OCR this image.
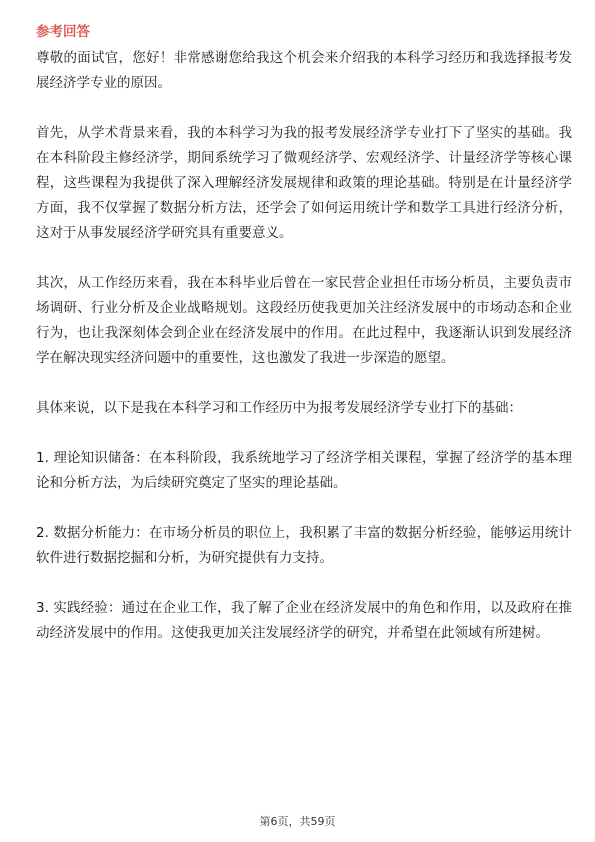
参考回答

尊敬的面试官，您好！非常感谢您给我这个机会来介绍我的本科学习经历和我选择报考发展经济学专业的原因。

首先，从学术背景来看，我的本科学习为我的报考发展经济学专业打下了坚实的基础。我在本科阶段主修经济学，期间系统学习了微观经济学、宏观经济学、计量经济学等核心课程，这些课程为我提供了深入理解经济发展规律和政策的理论基础。特别是在计量经济学方面，我不仅掌握了数据分析方法，还学会了如何运用统计学和数学工具进行经济分析，这对于从事发展经济学研究具有重要意义。

其次，从工作经历来看，我在本科毕业后曾在一家民营企业担任市场分析员，主要负责市场调研、行业分析及企业战略规划。这段经历使我更加关注经济发展中的市场动态和企业行为，也让我深刻体会到企业在经济发展中的作用。在此过程中，我逐渐认识到发展经济学在解决现实经济问题中的重要性，这也激发了我进一步深造的愿望。

具体来说，以下是我在本科学习和工作经历中为报考发展经济学专业打下的基础：

1. 理论知识储备：在本科阶段，我系统地学习了经济学相关课程，掌握了经济学的基本理论和分析方法，为后续研究奠定了坚实的理论基础。

2. 数据分析能力：在市场分析员的职位上，我积累了丰富的数据分析经验，能够运用统计软件进行数据挖掘和分析，为研究提供有力支持。

3. 实践经验：通过在企业工作，我了解了企业在经济发展中的角色和作用，以及政府在推动经济发展中的作用。这使我更加关注发展经济学的研究，并希望在此领域有所建树。

第6页，共59页
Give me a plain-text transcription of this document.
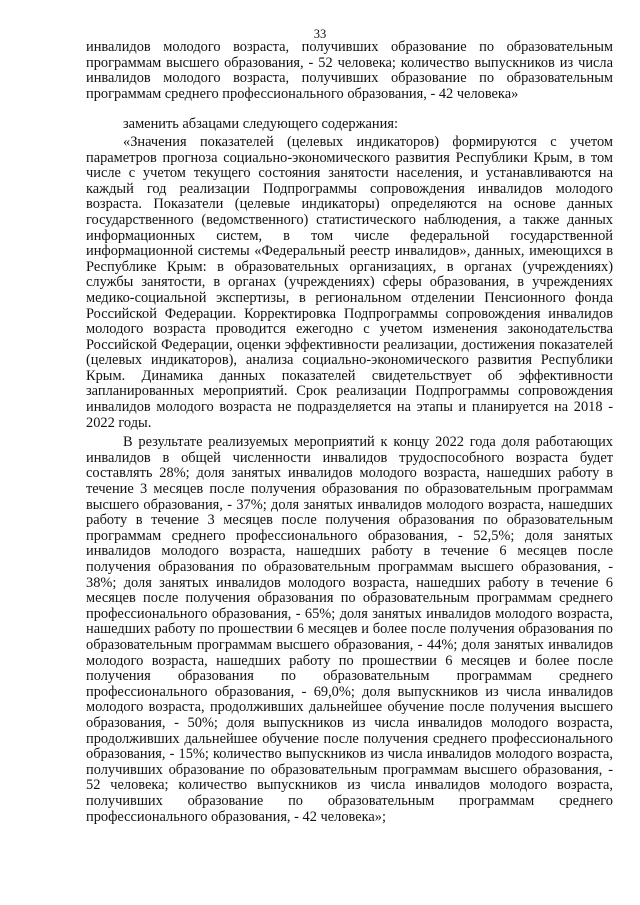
33

инвалидов молодого возраста, получивших образование по образовательным программам высшего образования, - 52 человека; количество выпускников из числа инвалидов молодого возраста, получивших образование по образовательным программам среднего профессионального образования, - 42 человека»

заменить абзацами следующего содержания:

«Значения показателей (целевых индикаторов) формируются с учетом параметров прогноза социально-экономического развития Республики Крым, в том числе с учетом текущего состояния занятости населения, и устанавливаются на каждый год реализации Подпрограммы сопровождения инвалидов молодого возраста. Показатели (целевые индикаторы) определяются на основе данных государственного (ведомственного) статистического наблюдения, а также данных информационных систем, в том числе федеральной государственной информационной системы «Федеральный реестр инвалидов», данных, имеющихся в Республике Крым: в образовательных организациях, в органах (учреждениях) службы занятости, в органах (учреждениях) сферы образования, в учреждениях медико-социальной экспертизы, в региональном отделении Пенсионного фонда Российской Федерации. Корректировка Подпрограммы сопровождения инвалидов молодого возраста проводится ежегодно с учетом изменения законодательства Российской Федерации, оценки эффективности реализации, достижения показателей (целевых индикаторов), анализа социально-экономического развития Республики Крым. Динамика данных показателей свидетельствует об эффективности запланированных мероприятий. Срок реализации Подпрограммы сопровождения инвалидов молодого возраста не подразделяется на этапы и планируется на 2018 - 2022 годы.

В результате реализуемых мероприятий к концу 2022 года доля работающих инвалидов в общей численности инвалидов трудоспособного возраста будет составлять 28%; доля занятых инвалидов молодого возраста, нашедших работу в течение 3 месяцев после получения образования по образовательным программам высшего образования, - 37%; доля занятых инвалидов молодого возраста, нашедших работу в течение 3 месяцев после получения образования по образовательным программам среднего профессионального образования, - 52,5%; доля занятых инвалидов молодого возраста, нашедших работу в течение 6 месяцев после получения образования по образовательным программам высшего образования, - 38%; доля занятых инвалидов молодого возраста, нашедших работу в течение 6 месяцев после получения образования по образовательным программам среднего профессионального образования, - 65%; доля занятых инвалидов молодого возраста, нашедших работу по прошествии 6 месяцев и более после получения образования по образовательным программам высшего образования, - 44%; доля занятых инвалидов молодого возраста, нашедших работу по прошествии 6 месяцев и более после получения образования по образовательным программам среднего профессионального образования, - 69,0%; доля выпускников из числа инвалидов молодого возраста, продолживших дальнейшее обучение после получения высшего образования, - 50%; доля выпускников из числа инвалидов молодого возраста, продолживших дальнейшее обучение после получения среднего профессионального образования, - 15%; количество выпускников из числа инвалидов молодого возраста, получивших образование по образовательным программам высшего образования, - 52 человека; количество выпускников из числа инвалидов молодого возраста, получивших образование по образовательным программам среднего профессионального образования, - 42 человека»;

EXERCISE BRIEF –
Tally the lines in these entries that have the string "this" in them, then answer with the count and nothing else.

IN RESPONSE –
2